* begin *

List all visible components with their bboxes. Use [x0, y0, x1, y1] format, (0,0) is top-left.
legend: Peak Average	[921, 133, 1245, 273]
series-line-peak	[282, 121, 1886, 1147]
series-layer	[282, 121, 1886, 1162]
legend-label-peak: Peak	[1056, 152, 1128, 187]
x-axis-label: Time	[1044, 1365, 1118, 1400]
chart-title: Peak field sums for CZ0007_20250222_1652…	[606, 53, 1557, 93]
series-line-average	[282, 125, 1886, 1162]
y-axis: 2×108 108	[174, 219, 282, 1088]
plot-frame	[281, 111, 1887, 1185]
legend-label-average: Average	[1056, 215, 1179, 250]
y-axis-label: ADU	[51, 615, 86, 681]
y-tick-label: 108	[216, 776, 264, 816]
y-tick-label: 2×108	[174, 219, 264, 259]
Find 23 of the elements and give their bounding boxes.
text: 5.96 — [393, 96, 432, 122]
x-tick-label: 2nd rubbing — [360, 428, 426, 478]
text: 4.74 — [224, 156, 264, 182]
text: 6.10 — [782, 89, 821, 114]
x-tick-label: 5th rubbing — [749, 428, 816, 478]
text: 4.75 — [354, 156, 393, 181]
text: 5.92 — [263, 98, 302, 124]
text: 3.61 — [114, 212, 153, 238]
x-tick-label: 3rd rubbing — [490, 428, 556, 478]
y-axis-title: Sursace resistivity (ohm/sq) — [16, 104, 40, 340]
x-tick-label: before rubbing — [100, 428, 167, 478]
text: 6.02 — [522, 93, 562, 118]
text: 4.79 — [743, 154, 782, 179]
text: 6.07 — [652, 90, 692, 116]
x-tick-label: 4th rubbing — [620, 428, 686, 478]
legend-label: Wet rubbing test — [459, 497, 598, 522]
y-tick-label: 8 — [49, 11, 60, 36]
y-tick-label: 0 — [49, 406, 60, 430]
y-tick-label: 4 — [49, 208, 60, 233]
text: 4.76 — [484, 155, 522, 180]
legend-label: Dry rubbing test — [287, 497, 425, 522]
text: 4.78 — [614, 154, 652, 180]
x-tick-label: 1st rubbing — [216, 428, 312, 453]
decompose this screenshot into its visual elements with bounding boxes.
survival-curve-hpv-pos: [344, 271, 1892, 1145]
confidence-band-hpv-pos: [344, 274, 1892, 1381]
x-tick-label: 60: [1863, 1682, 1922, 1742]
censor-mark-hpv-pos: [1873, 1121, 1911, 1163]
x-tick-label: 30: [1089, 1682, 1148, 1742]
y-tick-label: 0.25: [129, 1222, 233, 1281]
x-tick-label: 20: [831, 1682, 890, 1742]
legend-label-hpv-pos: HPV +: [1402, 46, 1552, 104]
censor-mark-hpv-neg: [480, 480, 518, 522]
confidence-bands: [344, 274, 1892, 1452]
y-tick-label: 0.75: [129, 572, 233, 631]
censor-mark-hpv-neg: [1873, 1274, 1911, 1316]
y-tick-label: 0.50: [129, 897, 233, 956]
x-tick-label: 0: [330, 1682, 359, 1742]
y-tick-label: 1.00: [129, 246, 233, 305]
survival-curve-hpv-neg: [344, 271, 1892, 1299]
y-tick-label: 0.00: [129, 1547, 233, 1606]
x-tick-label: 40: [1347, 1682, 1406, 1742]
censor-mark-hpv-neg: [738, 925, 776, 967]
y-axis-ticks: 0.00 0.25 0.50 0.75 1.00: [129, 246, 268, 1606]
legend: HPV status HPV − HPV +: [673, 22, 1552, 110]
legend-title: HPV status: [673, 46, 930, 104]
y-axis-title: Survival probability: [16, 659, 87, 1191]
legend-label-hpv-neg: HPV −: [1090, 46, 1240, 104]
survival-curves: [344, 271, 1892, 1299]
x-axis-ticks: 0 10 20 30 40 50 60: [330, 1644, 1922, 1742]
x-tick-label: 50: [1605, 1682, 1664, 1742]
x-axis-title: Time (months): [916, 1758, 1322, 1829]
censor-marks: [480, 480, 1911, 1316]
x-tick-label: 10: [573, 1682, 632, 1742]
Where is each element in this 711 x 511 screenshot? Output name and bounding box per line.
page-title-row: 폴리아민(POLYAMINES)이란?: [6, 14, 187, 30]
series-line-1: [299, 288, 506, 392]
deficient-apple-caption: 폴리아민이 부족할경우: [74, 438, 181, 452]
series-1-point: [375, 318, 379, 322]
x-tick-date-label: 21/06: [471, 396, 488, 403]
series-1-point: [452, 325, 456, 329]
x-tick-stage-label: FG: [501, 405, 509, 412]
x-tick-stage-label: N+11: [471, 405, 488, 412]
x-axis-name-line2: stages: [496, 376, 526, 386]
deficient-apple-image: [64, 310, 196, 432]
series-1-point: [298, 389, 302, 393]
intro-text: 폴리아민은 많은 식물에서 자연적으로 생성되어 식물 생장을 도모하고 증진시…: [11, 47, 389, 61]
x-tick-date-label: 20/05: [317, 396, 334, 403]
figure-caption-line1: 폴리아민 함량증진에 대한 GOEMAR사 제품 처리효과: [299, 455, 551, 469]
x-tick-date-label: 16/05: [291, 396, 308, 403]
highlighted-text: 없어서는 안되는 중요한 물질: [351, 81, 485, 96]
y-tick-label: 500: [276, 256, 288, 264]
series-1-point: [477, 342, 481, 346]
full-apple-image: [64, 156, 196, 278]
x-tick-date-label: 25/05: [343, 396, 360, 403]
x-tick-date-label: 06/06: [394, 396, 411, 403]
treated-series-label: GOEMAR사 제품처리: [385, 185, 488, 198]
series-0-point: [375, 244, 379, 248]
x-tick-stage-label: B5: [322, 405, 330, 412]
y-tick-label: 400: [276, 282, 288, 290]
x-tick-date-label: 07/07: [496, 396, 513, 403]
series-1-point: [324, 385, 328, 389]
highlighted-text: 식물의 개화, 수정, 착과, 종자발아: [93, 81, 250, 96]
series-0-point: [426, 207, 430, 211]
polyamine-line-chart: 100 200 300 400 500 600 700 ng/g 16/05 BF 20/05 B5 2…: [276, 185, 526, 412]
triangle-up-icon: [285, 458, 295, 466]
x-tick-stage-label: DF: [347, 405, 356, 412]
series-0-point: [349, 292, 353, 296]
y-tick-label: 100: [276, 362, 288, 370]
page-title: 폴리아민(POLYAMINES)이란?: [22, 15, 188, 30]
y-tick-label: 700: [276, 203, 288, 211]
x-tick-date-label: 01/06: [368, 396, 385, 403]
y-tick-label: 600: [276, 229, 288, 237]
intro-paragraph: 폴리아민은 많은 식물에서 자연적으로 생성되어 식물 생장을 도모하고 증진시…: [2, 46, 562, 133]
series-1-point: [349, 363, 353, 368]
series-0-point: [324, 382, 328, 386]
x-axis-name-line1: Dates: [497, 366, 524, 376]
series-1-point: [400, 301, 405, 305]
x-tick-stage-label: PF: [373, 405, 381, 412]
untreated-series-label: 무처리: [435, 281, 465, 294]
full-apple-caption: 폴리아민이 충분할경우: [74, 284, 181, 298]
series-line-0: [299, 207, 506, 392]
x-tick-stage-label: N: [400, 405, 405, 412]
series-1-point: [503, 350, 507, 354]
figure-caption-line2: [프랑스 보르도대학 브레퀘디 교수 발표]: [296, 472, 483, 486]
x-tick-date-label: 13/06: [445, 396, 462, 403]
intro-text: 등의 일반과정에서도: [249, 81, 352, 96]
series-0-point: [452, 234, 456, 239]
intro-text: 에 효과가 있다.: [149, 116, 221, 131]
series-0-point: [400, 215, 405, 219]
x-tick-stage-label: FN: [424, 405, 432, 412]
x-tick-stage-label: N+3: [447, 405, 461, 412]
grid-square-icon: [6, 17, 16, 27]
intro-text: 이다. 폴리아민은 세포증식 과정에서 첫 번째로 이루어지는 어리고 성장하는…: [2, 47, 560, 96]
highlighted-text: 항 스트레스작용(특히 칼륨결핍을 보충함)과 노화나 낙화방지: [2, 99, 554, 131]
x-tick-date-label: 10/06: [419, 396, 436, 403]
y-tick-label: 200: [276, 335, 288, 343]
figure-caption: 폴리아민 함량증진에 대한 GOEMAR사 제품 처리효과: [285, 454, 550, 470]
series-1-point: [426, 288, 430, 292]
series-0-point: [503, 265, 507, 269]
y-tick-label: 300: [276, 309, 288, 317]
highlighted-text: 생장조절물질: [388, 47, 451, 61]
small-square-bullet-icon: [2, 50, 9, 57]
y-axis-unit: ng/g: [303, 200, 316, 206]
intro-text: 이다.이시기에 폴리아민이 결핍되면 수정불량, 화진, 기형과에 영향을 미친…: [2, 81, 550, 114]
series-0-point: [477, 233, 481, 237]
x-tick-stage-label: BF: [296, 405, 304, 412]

* end *

Can you reproduce word for word the lines starting at the very first one and ending at the line that contains "chart-title: Peak field", with both of those included?

**Expected answer**
List all visible components with their bboxes. Use [x0, y0, x1, y1] format, (0,0) is top-left.
legend: Peak Average	[921, 133, 1245, 273]
series-line-peak	[282, 121, 1886, 1147]
series-layer	[282, 121, 1886, 1162]
legend-label-peak: Peak	[1056, 152, 1128, 187]
x-axis-label: Time	[1044, 1365, 1118, 1400]
chart-title: Peak field sums for CZ0007_20250222_1652…	[606, 53, 1557, 93]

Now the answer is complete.